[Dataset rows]

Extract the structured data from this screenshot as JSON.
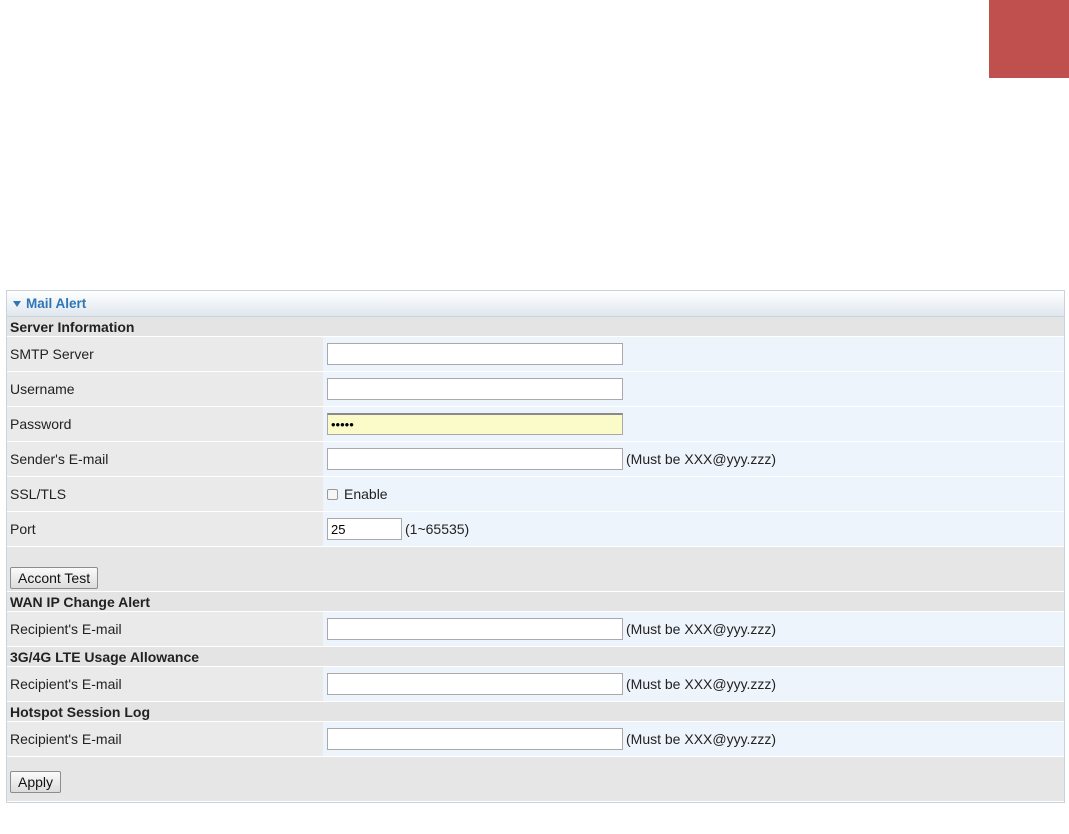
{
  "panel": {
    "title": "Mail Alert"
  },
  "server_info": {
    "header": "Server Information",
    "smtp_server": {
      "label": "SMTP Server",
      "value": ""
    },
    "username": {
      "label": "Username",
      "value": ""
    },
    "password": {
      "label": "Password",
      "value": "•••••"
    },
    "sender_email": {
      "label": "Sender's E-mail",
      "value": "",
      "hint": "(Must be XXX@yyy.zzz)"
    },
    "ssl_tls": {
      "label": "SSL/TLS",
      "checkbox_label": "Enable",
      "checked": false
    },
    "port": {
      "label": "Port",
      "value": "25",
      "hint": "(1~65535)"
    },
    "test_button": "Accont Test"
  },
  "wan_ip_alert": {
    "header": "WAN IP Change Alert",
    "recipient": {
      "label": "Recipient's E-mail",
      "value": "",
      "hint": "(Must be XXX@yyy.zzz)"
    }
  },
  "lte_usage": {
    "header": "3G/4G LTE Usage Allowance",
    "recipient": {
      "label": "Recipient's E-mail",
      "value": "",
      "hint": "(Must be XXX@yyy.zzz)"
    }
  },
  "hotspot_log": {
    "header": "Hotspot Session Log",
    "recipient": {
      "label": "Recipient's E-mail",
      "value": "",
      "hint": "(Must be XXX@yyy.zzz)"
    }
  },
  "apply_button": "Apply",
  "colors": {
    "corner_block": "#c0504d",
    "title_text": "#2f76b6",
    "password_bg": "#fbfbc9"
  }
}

* * *

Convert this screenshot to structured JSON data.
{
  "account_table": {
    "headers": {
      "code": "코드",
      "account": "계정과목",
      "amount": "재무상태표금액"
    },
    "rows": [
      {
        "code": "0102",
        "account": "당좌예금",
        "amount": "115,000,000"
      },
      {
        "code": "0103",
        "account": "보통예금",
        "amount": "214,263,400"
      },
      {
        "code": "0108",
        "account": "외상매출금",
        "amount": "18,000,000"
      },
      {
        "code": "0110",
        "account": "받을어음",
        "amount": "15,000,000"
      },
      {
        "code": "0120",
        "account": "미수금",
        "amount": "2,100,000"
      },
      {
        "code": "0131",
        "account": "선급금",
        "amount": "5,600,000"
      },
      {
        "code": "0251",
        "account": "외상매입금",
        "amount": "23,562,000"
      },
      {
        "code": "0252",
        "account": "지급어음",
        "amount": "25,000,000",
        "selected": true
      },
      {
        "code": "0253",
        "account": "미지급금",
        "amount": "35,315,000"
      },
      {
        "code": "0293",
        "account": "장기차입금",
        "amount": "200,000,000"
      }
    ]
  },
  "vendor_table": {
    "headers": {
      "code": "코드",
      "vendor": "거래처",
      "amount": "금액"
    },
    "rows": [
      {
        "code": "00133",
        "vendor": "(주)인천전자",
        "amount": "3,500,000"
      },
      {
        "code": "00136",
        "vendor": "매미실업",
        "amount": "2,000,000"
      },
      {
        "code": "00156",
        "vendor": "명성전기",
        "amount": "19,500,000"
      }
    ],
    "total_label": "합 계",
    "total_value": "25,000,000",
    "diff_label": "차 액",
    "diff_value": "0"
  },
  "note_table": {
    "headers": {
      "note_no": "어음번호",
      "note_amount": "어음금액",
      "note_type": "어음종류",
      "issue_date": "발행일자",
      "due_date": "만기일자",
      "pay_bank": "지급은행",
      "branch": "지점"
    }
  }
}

### GIVEN INSTRUCTION
All lines in the data that contain the word "this" should be copied.

### CORRECT OUTPUT
Extract the structured data from this screenshot as JSON.
Convert this screenshot to structured JSON data.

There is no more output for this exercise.